┌─ Records shown

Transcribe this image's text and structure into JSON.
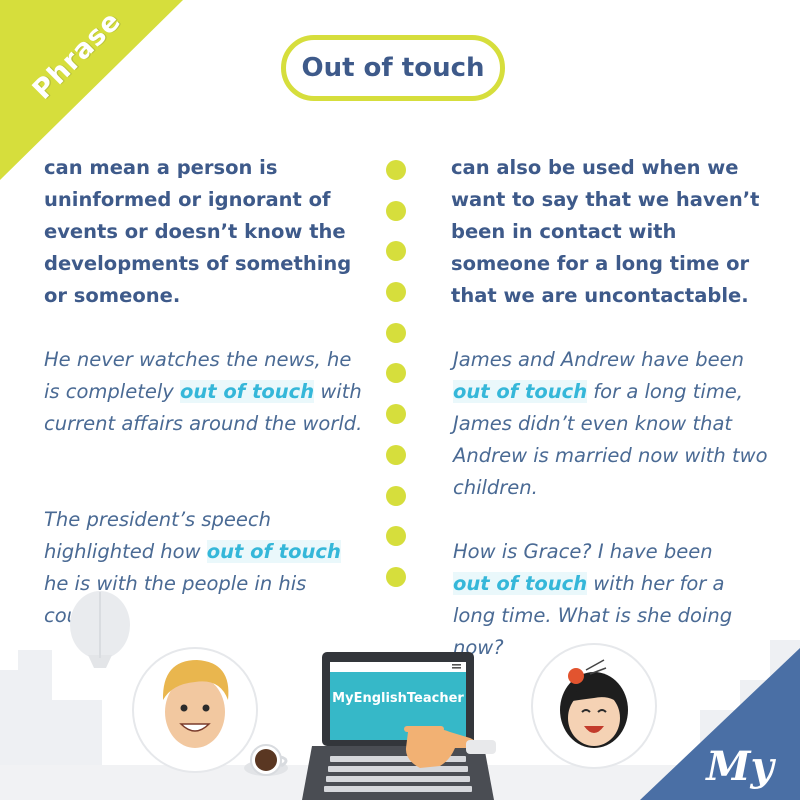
{
  "ribbon": {
    "label": "Phrase"
  },
  "title": "Out of touch",
  "left": {
    "definition": "can mean a person is uninformed or ignorant of events or doesn’t know the developments of something or someone.",
    "example1": {
      "before": "He never watches the news, he is completely ",
      "phrase": "out of touch",
      "after": " with current affairs around the world."
    },
    "example2": {
      "before": "The president’s speech highlighted how ",
      "phrase": "out of touch",
      "after": " he is with the people in his country."
    }
  },
  "right": {
    "definition": "can also be used when we want to say that we haven’t been in contact with someone for a long time or that we are uncontactable.",
    "example1": {
      "before": "James and Andrew have been ",
      "phrase": "out of touch",
      "after": " for a long time, James didn’t even know that Andrew is married now with two children."
    },
    "example2": {
      "before": "How is Grace? I have been ",
      "phrase": "out of touch",
      "after": " with her for a long time. What is she doing now?"
    }
  },
  "divider": {
    "dot_count": 11
  },
  "laptop": {
    "screen_text": "MyEnglishTeacher"
  },
  "colors": {
    "accent_lime": "#d6de3c",
    "text_navy": "#3e5a8a",
    "highlight_cyan": "#35b7d9",
    "logo_blue": "#4a6fa5"
  },
  "icons": [
    "hot-air-balloon-icon",
    "boy-avatar-icon",
    "girl-avatar-icon",
    "laptop-icon",
    "coffee-cup-icon",
    "hand-icon",
    "logo-icon"
  ]
}
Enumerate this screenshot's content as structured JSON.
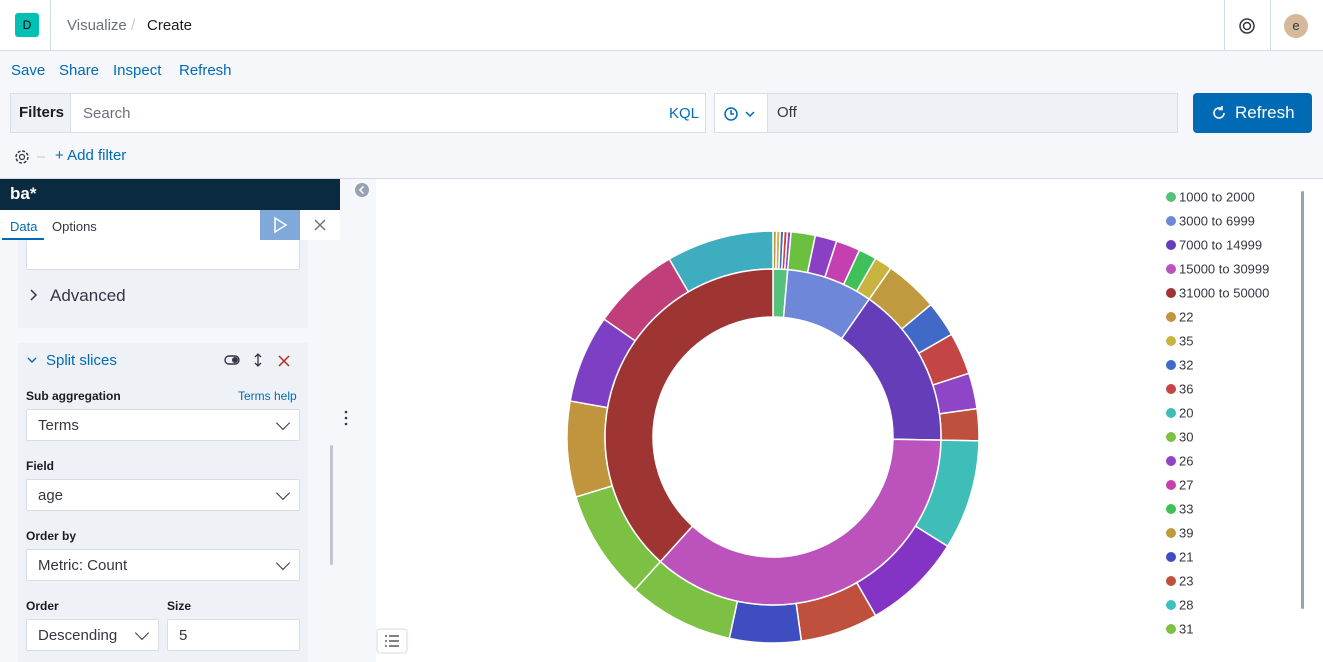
{
  "header": {
    "logo": "D",
    "breadcrumbs": [
      "Visualize",
      "Create"
    ],
    "avatar": "e"
  },
  "toolbar": [
    "Save",
    "Share",
    "Inspect",
    "Refresh"
  ],
  "query": {
    "filters_label": "Filters",
    "search_placeholder": "Search",
    "language": "KQL",
    "time": "Off",
    "refresh_button": "Refresh",
    "add_filter": "+ Add filter"
  },
  "sidebar": {
    "index": "ba*",
    "tabs": [
      "Data",
      "Options"
    ],
    "advanced": "Advanced",
    "split": "Split slices",
    "sub_aggregation_label": "Sub aggregation",
    "terms_help": "Terms help",
    "sub_aggregation_value": "Terms",
    "field_label": "Field",
    "field_value": "age",
    "order_by_label": "Order by",
    "order_by_value": "Metric: Count",
    "order_label": "Order",
    "order_value": "Descending",
    "size_label": "Size",
    "size_value": "5"
  },
  "chart_data": {
    "type": "donut",
    "inner": {
      "values": [
        1.4,
        8.3,
        15.6,
        36.4,
        38.3
      ],
      "colors": [
        "#57c17b",
        "#6f87d8",
        "#663db8",
        "#bc52bc",
        "#9e3533"
      ]
    },
    "outer": {
      "values": [
        0.28,
        0.28,
        0.28,
        0.28,
        0.28,
        1.9,
        1.7,
        1.9,
        1.4,
        1.4,
        4.2,
        2.8,
        3.3,
        2.8,
        2.5,
        8.6,
        7.8,
        6.1,
        5.6,
        8.3,
        8.6,
        7.5,
        6.9,
        6.9,
        8.4
      ],
      "colors": [
        "#c1953e",
        "#c8b43f",
        "#4169c7",
        "#c44545",
        "#8e45c6",
        "#6cc03f",
        "#8a3fc4",
        "#c43fb0",
        "#3fc05a",
        "#c8b43f",
        "#c09a3e",
        "#4169c7",
        "#c44545",
        "#8e45c6",
        "#c0503e",
        "#3fbdb8",
        "#8434c4",
        "#c0503e",
        "#3e4ec1",
        "#7cc044",
        "#7cc044",
        "#c1953e",
        "#7d3fc4",
        "#c03f7a",
        "#3fadc0"
      ]
    },
    "legend": [
      {
        "name": "1000 to 2000",
        "color": "#57c17b"
      },
      {
        "name": "3000 to 6999",
        "color": "#6f87d8"
      },
      {
        "name": "7000 to 14999",
        "color": "#663db8"
      },
      {
        "name": "15000 to 30999",
        "color": "#bc52bc"
      },
      {
        "name": "31000 to 50000",
        "color": "#9e3533"
      },
      {
        "name": "22",
        "color": "#c1953e"
      },
      {
        "name": "35",
        "color": "#c8b43f"
      },
      {
        "name": "32",
        "color": "#4169c7"
      },
      {
        "name": "36",
        "color": "#c44545"
      },
      {
        "name": "20",
        "color": "#3fbdb8"
      },
      {
        "name": "30",
        "color": "#7cc044"
      },
      {
        "name": "26",
        "color": "#8e45c6"
      },
      {
        "name": "27",
        "color": "#c43fb0"
      },
      {
        "name": "33",
        "color": "#3fc05a"
      },
      {
        "name": "39",
        "color": "#c09a3e"
      },
      {
        "name": "21",
        "color": "#3e4ec1"
      },
      {
        "name": "23",
        "color": "#c0503e"
      },
      {
        "name": "28",
        "color": "#3fc0c0"
      },
      {
        "name": "31",
        "color": "#7cc044"
      }
    ]
  }
}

└─

= Exercise details =
The records above should be reproduced exactly, with no pictures included.

= Written response =
Transcribe this image's text and structure into JSON.
{
  "ribbon": {
    "label": "Phrase"
  },
  "title": "Out of touch",
  "left": {
    "definition": "can mean a person is uninformed or ignorant of events or doesn’t know the developments of something or someone.",
    "example1": {
      "before": "He never watches the news, he is completely ",
      "phrase": "out of touch",
      "after": " with current affairs around the world."
    },
    "example2": {
      "before": "The president’s speech highlighted how ",
      "phrase": "out of touch",
      "after": " he is with the people in his country."
    }
  },
  "right": {
    "definition": "can also be used when we want to say that we haven’t been in contact with someone for a long time or that we are uncontactable.",
    "example1": {
      "before": "James and Andrew have been ",
      "phrase": "out of touch",
      "after": " for a long time, James didn’t even know that Andrew is married now with two children."
    },
    "example2": {
      "before": "How is Grace? I have been ",
      "phrase": "out of touch",
      "after": " with her for a long time. What is she doing now?"
    }
  },
  "divider": {
    "dot_count": 11
  },
  "laptop": {
    "screen_text": "MyEnglishTeacher"
  },
  "colors": {
    "accent_lime": "#d6de3c",
    "text_navy": "#3e5a8a",
    "highlight_cyan": "#35b7d9",
    "logo_blue": "#4a6fa5"
  },
  "icons": [
    "hot-air-balloon-icon",
    "boy-avatar-icon",
    "girl-avatar-icon",
    "laptop-icon",
    "coffee-cup-icon",
    "hand-icon",
    "logo-icon"
  ]
}
Enumerate this screenshot's content as structured JSON.
{
  "header": {
    "logo": "D",
    "breadcrumbs": [
      "Visualize",
      "Create"
    ],
    "avatar": "e"
  },
  "toolbar": [
    "Save",
    "Share",
    "Inspect",
    "Refresh"
  ],
  "query": {
    "filters_label": "Filters",
    "search_placeholder": "Search",
    "language": "KQL",
    "time": "Off",
    "refresh_button": "Refresh",
    "add_filter": "+ Add filter"
  },
  "sidebar": {
    "index": "ba*",
    "tabs": [
      "Data",
      "Options"
    ],
    "advanced": "Advanced",
    "split": "Split slices",
    "sub_aggregation_label": "Sub aggregation",
    "terms_help": "Terms help",
    "sub_aggregation_value": "Terms",
    "field_label": "Field",
    "field_value": "age",
    "order_by_label": "Order by",
    "order_by_value": "Metric: Count",
    "order_label": "Order",
    "order_value": "Descending",
    "size_label": "Size",
    "size_value": "5"
  },
  "chart_data": {
    "type": "donut",
    "inner": {
      "values": [
        1.4,
        8.3,
        15.6,
        36.4,
        38.3
      ],
      "colors": [
        "#57c17b",
        "#6f87d8",
        "#663db8",
        "#bc52bc",
        "#9e3533"
      ]
    },
    "outer": {
      "values": [
        0.28,
        0.28,
        0.28,
        0.28,
        0.28,
        1.9,
        1.7,
        1.9,
        1.4,
        1.4,
        4.2,
        2.8,
        3.3,
        2.8,
        2.5,
        8.6,
        7.8,
        6.1,
        5.6,
        8.3,
        8.6,
        7.5,
        6.9,
        6.9,
        8.4
      ],
      "colors": [
        "#c1953e",
        "#c8b43f",
        "#4169c7",
        "#c44545",
        "#8e45c6",
        "#6cc03f",
        "#8a3fc4",
        "#c43fb0",
        "#3fc05a",
        "#c8b43f",
        "#c09a3e",
        "#4169c7",
        "#c44545",
        "#8e45c6",
        "#c0503e",
        "#3fbdb8",
        "#8434c4",
        "#c0503e",
        "#3e4ec1",
        "#7cc044",
        "#7cc044",
        "#c1953e",
        "#7d3fc4",
        "#c03f7a",
        "#3fadc0"
      ]
    },
    "legend": [
      {
        "name": "1000 to 2000",
        "color": "#57c17b"
      },
      {
        "name": "3000 to 6999",
        "color": "#6f87d8"
      },
      {
        "name": "7000 to 14999",
        "color": "#663db8"
      },
      {
        "name": "15000 to 30999",
        "color": "#bc52bc"
      },
      {
        "name": "31000 to 50000",
        "color": "#9e3533"
      },
      {
        "name": "22",
        "color": "#c1953e"
      },
      {
        "name": "35",
        "color": "#c8b43f"
      },
      {
        "name": "32",
        "color": "#4169c7"
      },
      {
        "name": "36",
        "color": "#c44545"
      },
      {
        "name": "20",
        "color": "#3fbdb8"
      },
      {
        "name": "30",
        "color": "#7cc044"
      },
      {
        "name": "26",
        "color": "#8e45c6"
      },
      {
        "name": "27",
        "color": "#c43fb0"
      },
      {
        "name": "33",
        "color": "#3fc05a"
      },
      {
        "name": "39",
        "color": "#c09a3e"
      },
      {
        "name": "21",
        "color": "#3e4ec1"
      },
      {
        "name": "23",
        "color": "#c0503e"
      },
      {
        "name": "28",
        "color": "#3fc0c0"
      },
      {
        "name": "31",
        "color": "#7cc044"
      }
    ]
  }
}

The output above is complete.